## WHAT TO WORK ON:
Give back the full listing, character for character, with no pictures.

## DATA FOR PROCESSING:
--- START ---
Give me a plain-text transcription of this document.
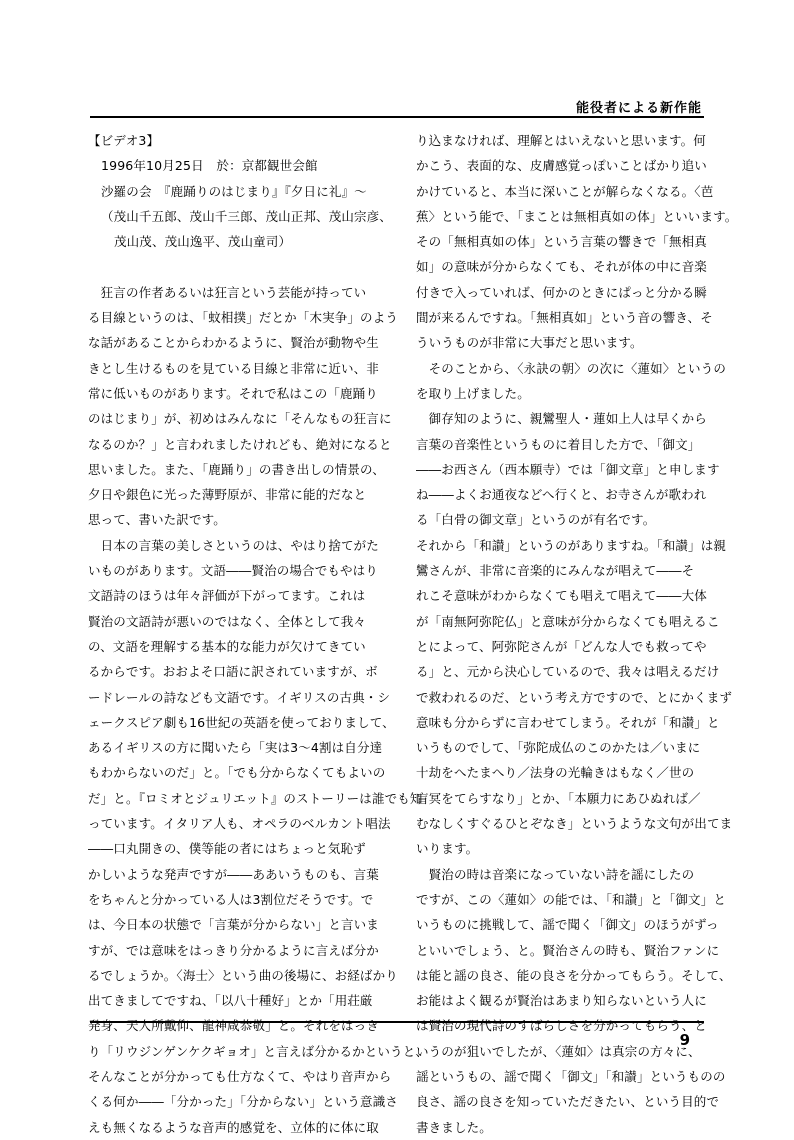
能役者による新作能
【ビデオ3】
1996年10月25日　於：京都観世会館
沙羅の会　『鹿踊りのはじまり』『夕日に礼』～
（茂山千五郎、茂山千三郎、茂山正邦、茂山宗彦、
茂山茂、茂山逸平、茂山童司）
　狂言の作者あるいは狂言という芸能が持ってい
る目線というのは、「蚊相撲」だとか「木実争」のよう
な話があることからわかるように、賢治が動物や生
きとし生けるものを見ている目線と非常に近い、非
常に低いものがあります。それで私はこの「鹿踊り
のはじまり」が、初めはみんなに「そんなもの狂言に
なるのか？」と言われましたけれども、絶対になると
思いました。また、「鹿踊り」の書き出しの情景の、
夕日や銀色に光った薄野原が、非常に能的だなと
思って、書いた訳です。
　日本の言葉の美しさというのは、やはり捨てがた
いものがあります。文語――賢治の場合でもやはり
文語詩のほうは年々評価が下がってます。これは
賢治の文語詩が悪いのではなく、全体として我々
の、文語を理解する基本的な能力が欠けてきてい
るからです。おおよそ口語に訳されていますが、ボ
ードレールの詩なども文語です。イギリスの古典・シ
ェークスピア劇も16世紀の英語を使っておりまして、
あるイギリスの方に聞いたら「実は3～4割は自分達
もわからないのだ」と。「でも分からなくてもよいの
だ」と。『ロミオとジュリエット』のストーリーは誰でも知
っています。イタリア人も、オペラのベルカント唱法
――口丸開きの、僕等能の者にはちょっと気恥ず
かしいような発声ですが――ああいうものも、言葉
をちゃんと分かっている人は3割位だそうです。で
は、今日本の状態で「言葉が分からない」と言いま
すが、では意味をはっきり分かるように言えば分か
るでしょうか。〈海士〉という曲の後場に、お経ばかり
出てきましてですね、「以八十種好」とか「用荘厳
発身、天人所戴仰、龍神咸恭敬」と。それをはっき
り「リウジンゲンケクギョオ」と言えば分かるかというと、
そんなことが分かっても仕方なくて、やはり音声から
くる何か――「分かった」「分からない」という意識さ
えも無くなるような音声的感覚を、立体的に体に取
り込まなければ、理解とはいえないと思います。何
かこう、表面的な、皮膚感覚っぽいことばかり追い
かけていると、本当に深いことが解らなくなる。〈芭
蕉〉という能で、「まことは無相真如の体」といいます。
その「無相真如の体」という言葉の響きで「無相真
如」の意味が分からなくても、それが体の中に音楽
付きで入っていれば、何かのときにぱっと分かる瞬
間が来るんですね。「無相真如」という音の響き、そ
ういうものが非常に大事だと思います。
　そのことから、〈永訣の朝〉の次に〈蓮如〉というの
を取り上げました。
　御存知のように、親鸞聖人・蓮如上人は早くから
言葉の音楽性というものに着目した方で、「御文」
――お西さん（西本願寺）では「御文章」と申します
ね――よくお通夜などへ行くと、お寺さんが歌われ
る「白骨の御文章」というのが有名です。
それから「和讃」というのがありますね。「和讃」は親
鸞さんが、非常に音楽的にみんなが唱えて――そ
れこそ意味がわからなくても唱えて唱えて――大体
が「南無阿弥陀仏」と意味が分からなくても唱えるこ
とによって、阿弥陀さんが「どんな人でも救ってや
る」と、元から決心しているので、我々は唱えるだけ
で救われるのだ、という考え方ですので、とにかくまず
意味も分からずに言わせてしまう。それが「和讃」と
いうものでして、「弥陀成仏のこのかたは／いまに
十劫をへたまへり／法身の光輪きはもなく／世の
盲冥をてらすなり」とか、「本願力にあひぬれば／
むなしくすぐるひとぞなき」というような文句が出てま
いります。
　賢治の時は音楽になっていない詩を謡にしたの
ですが、この〈蓮如〉の能では、「和讃」と「御文」と
いうものに挑戦して、謡で聞く「御文」のほうがずっ
といいでしょう、と。賢治さんの時も、賢治ファンに
は能と謡の良さ、能の良さを分かってもらう。そして、
お能はよく観るが賢治はあまり知らないという人に
は賢治の現代詩のすばらしさを分かってもらう、と
いうのが狙いでしたが、〈蓮如〉は真宗の方々に、
謡というもの、謡で聞く「御文」「和讃」というものの
良さ、謡の良さを知っていただきたい、という目的で
書きました。
9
--- END ---
## RESPONSE BELOW:
Give me a plain-text transcription of this document.
能役者による新作能
【ビデオ3】
1996年10月25日　於：京都観世会館
沙羅の会　『鹿踊りのはじまり』『夕日に礼』～
（茂山千五郎、茂山千三郎、茂山正邦、茂山宗彦、
茂山茂、茂山逸平、茂山童司）
　狂言の作者あるいは狂言という芸能が持ってい
る目線というのは、「蚊相撲」だとか「木実争」のよう
な話があることからわかるように、賢治が動物や生
きとし生けるものを見ている目線と非常に近い、非
常に低いものがあります。それで私はこの「鹿踊り
のはじまり」が、初めはみんなに「そんなもの狂言に
なるのか？」と言われましたけれども、絶対になると
思いました。また、「鹿踊り」の書き出しの情景の、
夕日や銀色に光った薄野原が、非常に能的だなと
思って、書いた訳です。
　日本の言葉の美しさというのは、やはり捨てがた
いものがあります。文語――賢治の場合でもやはり
文語詩のほうは年々評価が下がってます。これは
賢治の文語詩が悪いのではなく、全体として我々
の、文語を理解する基本的な能力が欠けてきてい
るからです。おおよそ口語に訳されていますが、ボ
ードレールの詩なども文語です。イギリスの古典・シ
ェークスピア劇も16世紀の英語を使っておりまして、
あるイギリスの方に聞いたら「実は3～4割は自分達
もわからないのだ」と。「でも分からなくてもよいの
だ」と。『ロミオとジュリエット』のストーリーは誰でも知
っています。イタリア人も、オペラのベルカント唱法
――口丸開きの、僕等能の者にはちょっと気恥ず
かしいような発声ですが――ああいうものも、言葉
をちゃんと分かっている人は3割位だそうです。で
は、今日本の状態で「言葉が分からない」と言いま
すが、では意味をはっきり分かるように言えば分か
るでしょうか。〈海士〉という曲の後場に、お経ばかり
出てきましてですね、「以八十種好」とか「用荘厳
発身、天人所戴仰、龍神咸恭敬」と。それをはっき
り「リウジンゲンケクギョオ」と言えば分かるかというと、
そんなことが分かっても仕方なくて、やはり音声から
くる何か――「分かった」「分からない」という意識さ
えも無くなるような音声的感覚を、立体的に体に取
り込まなければ、理解とはいえないと思います。何
かこう、表面的な、皮膚感覚っぽいことばかり追い
かけていると、本当に深いことが解らなくなる。〈芭
蕉〉という能で、「まことは無相真如の体」といいます。
その「無相真如の体」という言葉の響きで「無相真
如」の意味が分からなくても、それが体の中に音楽
付きで入っていれば、何かのときにぱっと分かる瞬
間が来るんですね。「無相真如」という音の響き、そ
ういうものが非常に大事だと思います。
　そのことから、〈永訣の朝〉の次に〈蓮如〉というの
を取り上げました。
　御存知のように、親鸞聖人・蓮如上人は早くから
言葉の音楽性というものに着目した方で、「御文」
――お西さん（西本願寺）では「御文章」と申します
ね――よくお通夜などへ行くと、お寺さんが歌われ
る「白骨の御文章」というのが有名です。
それから「和讃」というのがありますね。「和讃」は親
鸞さんが、非常に音楽的にみんなが唱えて――そ
れこそ意味がわからなくても唱えて唱えて――大体
が「南無阿弥陀仏」と意味が分からなくても唱えるこ
とによって、阿弥陀さんが「どんな人でも救ってや
る」と、元から決心しているので、我々は唱えるだけ
で救われるのだ、という考え方ですので、とにかくまず
意味も分からずに言わせてしまう。それが「和讃」と
いうものでして、「弥陀成仏のこのかたは／いまに
十劫をへたまへり／法身の光輪きはもなく／世の
盲冥をてらすなり」とか、「本願力にあひぬれば／
むなしくすぐるひとぞなき」というような文句が出てま
いります。
　賢治の時は音楽になっていない詩を謡にしたの
ですが、この〈蓮如〉の能では、「和讃」と「御文」と
いうものに挑戦して、謡で聞く「御文」のほうがずっ
といいでしょう、と。賢治さんの時も、賢治ファンに
は能と謡の良さ、能の良さを分かってもらう。そして、
お能はよく観るが賢治はあまり知らないという人に
は賢治の現代詩のすばらしさを分かってもらう、と
いうのが狙いでしたが、〈蓮如〉は真宗の方々に、
謡というもの、謡で聞く「御文」「和讃」というものの
良さ、謡の良さを知っていただきたい、という目的で
書きました。
9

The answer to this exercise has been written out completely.